DATA SUPPLIED:
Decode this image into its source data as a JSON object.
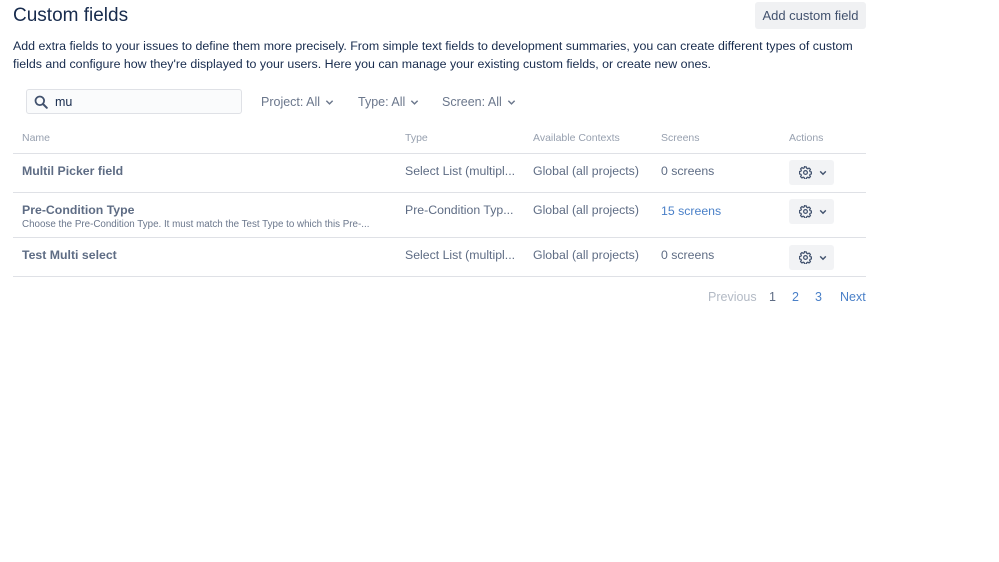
{
  "header": {
    "title": "Custom fields",
    "add_button_label": "Add custom field",
    "description": "Add extra fields to your issues to define them more precisely. From simple text fields to development summaries, you can create different types of custom fields and configure how they're displayed to your users. Here you can manage your existing custom fields, or create new ones."
  },
  "filters": {
    "search_value": "mu",
    "search_icon": "search-icon",
    "project": "Project: All",
    "type": "Type: All",
    "screen": "Screen: All"
  },
  "table": {
    "columns": {
      "name": "Name",
      "type": "Type",
      "contexts": "Available Contexts",
      "screens": "Screens",
      "actions": "Actions"
    },
    "rows": [
      {
        "name": "Multil Picker field",
        "description": "",
        "type": "Select List (multipl...",
        "contexts": "Global (all projects)",
        "screens": "0 screens"
      },
      {
        "name": "Pre-Condition Type",
        "description": "Choose the Pre-Condition Type. It must match the Test Type to which this Pre-...",
        "type": "Pre-Condition Typ...",
        "contexts": "Global (all projects)",
        "screens": "15 screens"
      },
      {
        "name": "Test Multi select",
        "description": "",
        "type": "Select List (multipl...",
        "contexts": "Global (all projects)",
        "screens": "0 screens"
      }
    ]
  },
  "pagination": {
    "previous": "Previous",
    "pages": [
      "1",
      "2",
      "3"
    ],
    "next": "Next"
  },
  "colors": {
    "link": "#4a80c8",
    "text": "#172b4d",
    "muted": "#5e6c84",
    "border": "#dfe1e6"
  }
}
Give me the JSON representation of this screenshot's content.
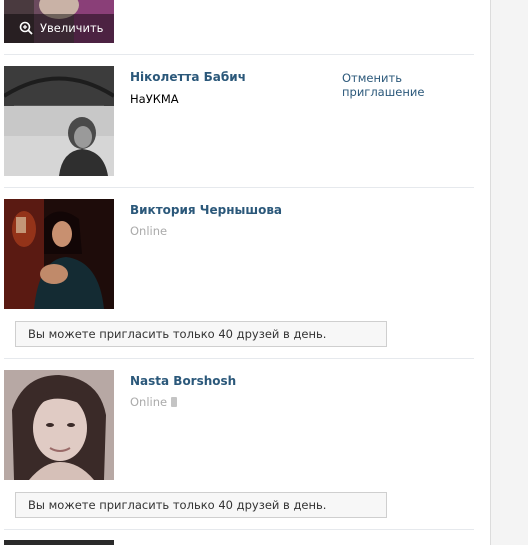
{
  "top_card": {
    "zoom_label": "Увеличить",
    "zoom_icon": "zoom-in-icon"
  },
  "friends": [
    {
      "name": "Ніколетта Бабич",
      "subtitle": "НаУКМА",
      "action": "Отменить приглашение"
    },
    {
      "name": "Виктория Чернышова",
      "status": "Online",
      "notice": "Вы можете пригласить только 40 друзей в день."
    },
    {
      "name": "Nasta Borshosh",
      "status": "Online",
      "status_icon": "mobile-phone-icon",
      "notice": "Вы можете пригласить только 40 друзей в день."
    }
  ],
  "colors": {
    "link": "#2b587a",
    "muted": "#aaaaaa",
    "separator": "#e6e9ed"
  }
}
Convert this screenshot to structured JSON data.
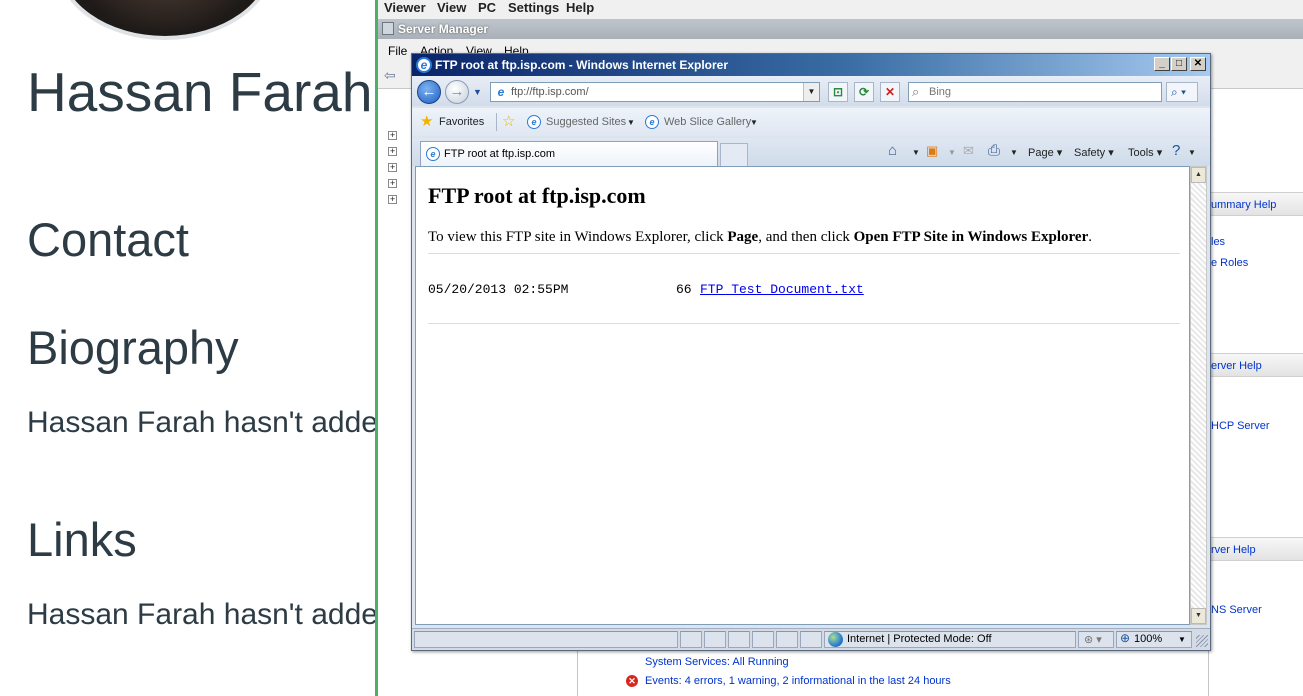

WHAT NEEDS TO BE DONE: Retype the whole listing, keeping every line identical and omitting all pictures.

THE COMPLETED TASK:
Decode this image into its source data as a JSON object.
{
  "header": {
    "title": "Custom fields",
    "add_button_label": "Add custom field",
    "description": "Add extra fields to your issues to define them more precisely. From simple text fields to development summaries, you can create different types of custom fields and configure how they're displayed to your users. Here you can manage your existing custom fields, or create new ones."
  },
  "filters": {
    "search_value": "mu",
    "search_icon": "search-icon",
    "project": "Project: All",
    "type": "Type: All",
    "screen": "Screen: All"
  },
  "table": {
    "columns": {
      "name": "Name",
      "type": "Type",
      "contexts": "Available Contexts",
      "screens": "Screens",
      "actions": "Actions"
    },
    "rows": [
      {
        "name": "Multil Picker field",
        "description": "",
        "type": "Select List (multipl...",
        "contexts": "Global (all projects)",
        "screens": "0 screens"
      },
      {
        "name": "Pre-Condition Type",
        "description": "Choose the Pre-Condition Type. It must match the Test Type to which this Pre-...",
        "type": "Pre-Condition Typ...",
        "contexts": "Global (all projects)",
        "screens": "15 screens"
      },
      {
        "name": "Test Multi select",
        "description": "",
        "type": "Select List (multipl...",
        "contexts": "Global (all projects)",
        "screens": "0 screens"
      }
    ]
  },
  "pagination": {
    "previous": "Previous",
    "pages": [
      "1",
      "2",
      "3"
    ],
    "next": "Next"
  },
  "colors": {
    "link": "#4a80c8",
    "text": "#172b4d",
    "muted": "#5e6c84",
    "border": "#dfe1e6"
  }
}
Give me the JSON representation of this screenshot's content.
{
  "top_card": {
    "zoom_label": "Увеличить",
    "zoom_icon": "zoom-in-icon"
  },
  "friends": [
    {
      "name": "Ніколетта Бабич",
      "subtitle": "НаУКМА",
      "action": "Отменить приглашение"
    },
    {
      "name": "Виктория Чернышова",
      "status": "Online",
      "notice": "Вы можете пригласить только 40 друзей в день."
    },
    {
      "name": "Nasta Borshosh",
      "status": "Online",
      "status_icon": "mobile-phone-icon",
      "notice": "Вы можете пригласить только 40 друзей в день."
    }
  ],
  "colors": {
    "link": "#2b587a",
    "muted": "#aaaaaa",
    "separator": "#e6e9ed"
  }
}
Convert this screenshot to structured JSON data.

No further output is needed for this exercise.